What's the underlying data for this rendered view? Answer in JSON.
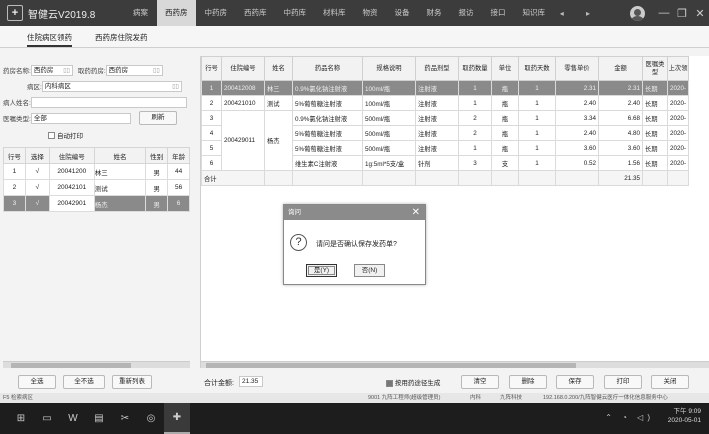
{
  "app": {
    "title": "智健云V2019.8"
  },
  "menu": [
    "病案",
    "西药房",
    "中药房",
    "西药库",
    "中药库",
    "材料库",
    "物资",
    "设备",
    "财务",
    "报访",
    "接口",
    "知识库"
  ],
  "window_controls": {
    "nav": "◂ ▸",
    "minimize": "—",
    "restore": "❐",
    "close": "✕"
  },
  "subtabs": [
    "住院病区领药",
    "西药房住院发药"
  ],
  "filters": {
    "pharmacy_label": "药房名称:",
    "pharmacy_value": "西药房",
    "dispense_label": "取药药房:",
    "dispense_value": "西药房",
    "ward_label": "病区:",
    "ward_value": "内科病区",
    "patient_label": "病人姓名:",
    "patient_value": "",
    "type_label": "医嘱类型:",
    "type_value": "全部",
    "refresh_label": "刷新",
    "autoprint_label": "自动打印",
    "dd_glyph": "▯▯"
  },
  "patients": {
    "headers": [
      "行号",
      "选择",
      "住院编号",
      "姓名",
      "性别",
      "年龄"
    ],
    "rows": [
      [
        "1",
        "√",
        "20041200",
        "林三",
        "男",
        "44"
      ],
      [
        "2",
        "√",
        "20042101",
        "测试",
        "男",
        "56"
      ],
      [
        "3",
        "√",
        "20042901",
        "杨杰",
        "男",
        "6"
      ]
    ]
  },
  "grid": {
    "headers": [
      "行号",
      "住院编号",
      "姓名",
      "药品名称",
      "规格说明",
      "药品剂型",
      "取药数量",
      "单位",
      "取药天数",
      "零售单价",
      "金额",
      "医嘱类型",
      "上次领"
    ],
    "rows": [
      {
        "no": "1",
        "id": "200412008",
        "name": "林三",
        "drug": "0.9%氯化钠注射液",
        "spec": "100ml/瓶",
        "form": "注射液",
        "qty": "1",
        "unit": "瓶",
        "days": "1",
        "price": "2.31",
        "amount": "2.31",
        "otype": "长期",
        "last": "2020-"
      },
      {
        "no": "2",
        "id": "200421010",
        "name": "测试",
        "drug": "5%葡萄糖注射液",
        "spec": "100ml/瓶",
        "form": "注射液",
        "qty": "1",
        "unit": "瓶",
        "days": "1",
        "price": "2.40",
        "amount": "2.40",
        "otype": "长期",
        "last": "2020-"
      },
      {
        "no": "3",
        "id": "",
        "name": "",
        "drug": "0.9%氯化钠注射液",
        "spec": "500ml/瓶",
        "form": "注射液",
        "qty": "2",
        "unit": "瓶",
        "days": "1",
        "price": "3.34",
        "amount": "6.68",
        "otype": "长期",
        "last": "2020-"
      },
      {
        "no": "4",
        "id": "",
        "name": "",
        "drug": "5%葡萄糖注射液",
        "spec": "500ml/瓶",
        "form": "注射液",
        "qty": "2",
        "unit": "瓶",
        "days": "1",
        "price": "2.40",
        "amount": "4.80",
        "otype": "长期",
        "last": "2020-"
      },
      {
        "no": "5",
        "id": "",
        "name": "",
        "drug": "5%葡萄糖注射液",
        "spec": "500ml/瓶",
        "form": "注射液",
        "qty": "1",
        "unit": "瓶",
        "days": "1",
        "price": "3.60",
        "amount": "3.60",
        "otype": "长期",
        "last": "2020-"
      },
      {
        "no": "6",
        "id": "",
        "name": "",
        "drug": "维生素C注射液",
        "spec": "1g:5ml*5支/盒",
        "form": "针剂",
        "qty": "3",
        "unit": "支",
        "days": "1",
        "price": "0.52",
        "amount": "1.56",
        "otype": "长期",
        "last": "2020-"
      }
    ],
    "merged_id": "200429011",
    "merged_name": "杨杰",
    "total_label": "合计",
    "total_amount": "21.35"
  },
  "dialog": {
    "title": "询问",
    "message": "请问是否确认保存发药单?",
    "yes": "是(Y)",
    "no": "否(N)",
    "close": "✕",
    "q": "?"
  },
  "bottom": {
    "select_all": "全选",
    "select_none": "全不选",
    "reverse": "重新列表",
    "total_label": "合计金额:",
    "total_value": "21.35",
    "auto_gen": "按用药途径生成",
    "clear": "清空",
    "delete": "删除",
    "save": "保存",
    "print": "打印",
    "close": "关闭"
  },
  "status": {
    "left": "F5 检索病区",
    "center": "9001 九阵工程师(超级管理员)",
    "dept": "内科",
    "company": "九阵科技",
    "server": "192.168.0.200/九阵智健云医疗一体化信息服务中心"
  },
  "taskbar": {
    "time": "下午 9:09",
    "date": "2020-05-01",
    "tray": "⌃ ◔ ◁)"
  }
}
--------------------------------------------------
Reproduce the listing word for word, but keep the pictures out of it.

▸ **Your solution**
What's the underlying data for this rendered view? Answer in JSON.
{
  "app": {
    "title": "智健云V2019.8"
  },
  "menu": [
    "病案",
    "西药房",
    "中药房",
    "西药库",
    "中药库",
    "材料库",
    "物资",
    "设备",
    "财务",
    "报访",
    "接口",
    "知识库"
  ],
  "window_controls": {
    "nav": "◂ ▸",
    "minimize": "—",
    "restore": "❐",
    "close": "✕"
  },
  "subtabs": [
    "住院病区领药",
    "西药房住院发药"
  ],
  "filters": {
    "pharmacy_label": "药房名称:",
    "pharmacy_value": "西药房",
    "dispense_label": "取药药房:",
    "dispense_value": "西药房",
    "ward_label": "病区:",
    "ward_value": "内科病区",
    "patient_label": "病人姓名:",
    "patient_value": "",
    "type_label": "医嘱类型:",
    "type_value": "全部",
    "refresh_label": "刷新",
    "autoprint_label": "自动打印",
    "dd_glyph": "▯▯"
  },
  "patients": {
    "headers": [
      "行号",
      "选择",
      "住院编号",
      "姓名",
      "性别",
      "年龄"
    ],
    "rows": [
      [
        "1",
        "√",
        "20041200",
        "林三",
        "男",
        "44"
      ],
      [
        "2",
        "√",
        "20042101",
        "测试",
        "男",
        "56"
      ],
      [
        "3",
        "√",
        "20042901",
        "杨杰",
        "男",
        "6"
      ]
    ]
  },
  "grid": {
    "headers": [
      "行号",
      "住院编号",
      "姓名",
      "药品名称",
      "规格说明",
      "药品剂型",
      "取药数量",
      "单位",
      "取药天数",
      "零售单价",
      "金额",
      "医嘱类型",
      "上次领"
    ],
    "rows": [
      {
        "no": "1",
        "id": "200412008",
        "name": "林三",
        "drug": "0.9%氯化钠注射液",
        "spec": "100ml/瓶",
        "form": "注射液",
        "qty": "1",
        "unit": "瓶",
        "days": "1",
        "price": "2.31",
        "amount": "2.31",
        "otype": "长期",
        "last": "2020-"
      },
      {
        "no": "2",
        "id": "200421010",
        "name": "测试",
        "drug": "5%葡萄糖注射液",
        "spec": "100ml/瓶",
        "form": "注射液",
        "qty": "1",
        "unit": "瓶",
        "days": "1",
        "price": "2.40",
        "amount": "2.40",
        "otype": "长期",
        "last": "2020-"
      },
      {
        "no": "3",
        "id": "",
        "name": "",
        "drug": "0.9%氯化钠注射液",
        "spec": "500ml/瓶",
        "form": "注射液",
        "qty": "2",
        "unit": "瓶",
        "days": "1",
        "price": "3.34",
        "amount": "6.68",
        "otype": "长期",
        "last": "2020-"
      },
      {
        "no": "4",
        "id": "",
        "name": "",
        "drug": "5%葡萄糖注射液",
        "spec": "500ml/瓶",
        "form": "注射液",
        "qty": "2",
        "unit": "瓶",
        "days": "1",
        "price": "2.40",
        "amount": "4.80",
        "otype": "长期",
        "last": "2020-"
      },
      {
        "no": "5",
        "id": "",
        "name": "",
        "drug": "5%葡萄糖注射液",
        "spec": "500ml/瓶",
        "form": "注射液",
        "qty": "1",
        "unit": "瓶",
        "days": "1",
        "price": "3.60",
        "amount": "3.60",
        "otype": "长期",
        "last": "2020-"
      },
      {
        "no": "6",
        "id": "",
        "name": "",
        "drug": "维生素C注射液",
        "spec": "1g:5ml*5支/盒",
        "form": "针剂",
        "qty": "3",
        "unit": "支",
        "days": "1",
        "price": "0.52",
        "amount": "1.56",
        "otype": "长期",
        "last": "2020-"
      }
    ],
    "merged_id": "200429011",
    "merged_name": "杨杰",
    "total_label": "合计",
    "total_amount": "21.35"
  },
  "dialog": {
    "title": "询问",
    "message": "请问是否确认保存发药单?",
    "yes": "是(Y)",
    "no": "否(N)",
    "close": "✕",
    "q": "?"
  },
  "bottom": {
    "select_all": "全选",
    "select_none": "全不选",
    "reverse": "重新列表",
    "total_label": "合计金额:",
    "total_value": "21.35",
    "auto_gen": "按用药途径生成",
    "clear": "清空",
    "delete": "删除",
    "save": "保存",
    "print": "打印",
    "close": "关闭"
  },
  "status": {
    "left": "F5 检索病区",
    "center": "9001 九阵工程师(超级管理员)",
    "dept": "内科",
    "company": "九阵科技",
    "server": "192.168.0.200/九阵智健云医疗一体化信息服务中心"
  },
  "taskbar": {
    "time": "下午 9:09",
    "date": "2020-05-01",
    "tray": "⌃ ◔ ◁)"
  }
}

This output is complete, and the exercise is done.